-- Exercise --
Copy out every line in the entries below that includes "name".

-- Data rows --
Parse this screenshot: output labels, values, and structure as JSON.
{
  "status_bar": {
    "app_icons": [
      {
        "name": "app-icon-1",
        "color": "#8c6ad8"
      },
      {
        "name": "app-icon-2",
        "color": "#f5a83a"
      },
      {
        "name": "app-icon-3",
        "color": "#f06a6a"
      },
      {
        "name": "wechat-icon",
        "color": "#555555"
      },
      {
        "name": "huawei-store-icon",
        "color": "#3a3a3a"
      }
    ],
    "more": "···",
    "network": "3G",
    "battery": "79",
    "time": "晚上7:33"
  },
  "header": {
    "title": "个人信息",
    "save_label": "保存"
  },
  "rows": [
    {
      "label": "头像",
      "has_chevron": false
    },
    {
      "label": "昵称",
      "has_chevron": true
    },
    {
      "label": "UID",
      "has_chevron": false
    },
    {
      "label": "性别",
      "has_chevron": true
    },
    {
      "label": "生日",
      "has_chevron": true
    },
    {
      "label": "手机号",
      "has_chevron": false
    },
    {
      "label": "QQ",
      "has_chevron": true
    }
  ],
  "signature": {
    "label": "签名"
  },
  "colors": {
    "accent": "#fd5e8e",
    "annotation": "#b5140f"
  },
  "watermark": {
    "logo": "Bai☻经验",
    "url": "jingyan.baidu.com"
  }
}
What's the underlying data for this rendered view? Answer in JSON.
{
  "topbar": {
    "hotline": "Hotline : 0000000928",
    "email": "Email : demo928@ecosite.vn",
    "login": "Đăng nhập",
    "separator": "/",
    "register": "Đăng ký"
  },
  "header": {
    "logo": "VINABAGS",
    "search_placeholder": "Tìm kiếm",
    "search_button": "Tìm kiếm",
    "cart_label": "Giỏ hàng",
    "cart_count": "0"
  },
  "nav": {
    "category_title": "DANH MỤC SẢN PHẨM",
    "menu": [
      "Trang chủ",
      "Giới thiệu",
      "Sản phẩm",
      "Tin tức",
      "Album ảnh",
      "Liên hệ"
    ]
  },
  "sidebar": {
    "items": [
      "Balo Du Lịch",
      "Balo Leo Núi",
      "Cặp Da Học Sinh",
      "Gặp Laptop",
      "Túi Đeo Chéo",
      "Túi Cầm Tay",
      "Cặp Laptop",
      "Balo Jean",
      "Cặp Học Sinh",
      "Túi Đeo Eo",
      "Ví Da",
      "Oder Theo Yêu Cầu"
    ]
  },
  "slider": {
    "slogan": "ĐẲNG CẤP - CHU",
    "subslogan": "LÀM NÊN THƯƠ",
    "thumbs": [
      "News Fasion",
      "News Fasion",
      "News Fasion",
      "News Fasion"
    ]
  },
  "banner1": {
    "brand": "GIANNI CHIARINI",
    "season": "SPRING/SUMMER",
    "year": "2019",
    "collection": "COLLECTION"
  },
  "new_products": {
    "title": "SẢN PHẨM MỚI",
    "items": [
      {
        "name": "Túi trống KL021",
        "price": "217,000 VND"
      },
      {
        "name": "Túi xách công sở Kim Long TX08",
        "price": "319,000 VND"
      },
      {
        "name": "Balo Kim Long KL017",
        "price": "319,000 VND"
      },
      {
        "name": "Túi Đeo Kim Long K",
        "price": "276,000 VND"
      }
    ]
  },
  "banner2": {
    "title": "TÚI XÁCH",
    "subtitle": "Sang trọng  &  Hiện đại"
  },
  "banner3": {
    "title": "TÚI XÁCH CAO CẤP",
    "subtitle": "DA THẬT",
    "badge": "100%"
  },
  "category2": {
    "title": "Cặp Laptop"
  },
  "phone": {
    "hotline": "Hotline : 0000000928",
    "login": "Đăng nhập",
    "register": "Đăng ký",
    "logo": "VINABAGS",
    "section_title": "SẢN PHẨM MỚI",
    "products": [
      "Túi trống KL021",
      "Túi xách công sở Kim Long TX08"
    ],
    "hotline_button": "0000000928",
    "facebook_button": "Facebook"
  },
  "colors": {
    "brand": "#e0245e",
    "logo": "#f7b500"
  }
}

-- The completed task --
        "name": "app-icon-1",
        "name": "app-icon-2",
        "name": "app-icon-3",
        "name": "wechat-icon",
        "name": "huawei-store-icon",
        "name": "Túi trống KL021",
        "name": "Túi xách công sở Kim Long TX08",
        "name": "Balo Kim Long KL017",
        "name": "Túi Đeo Kim Long K",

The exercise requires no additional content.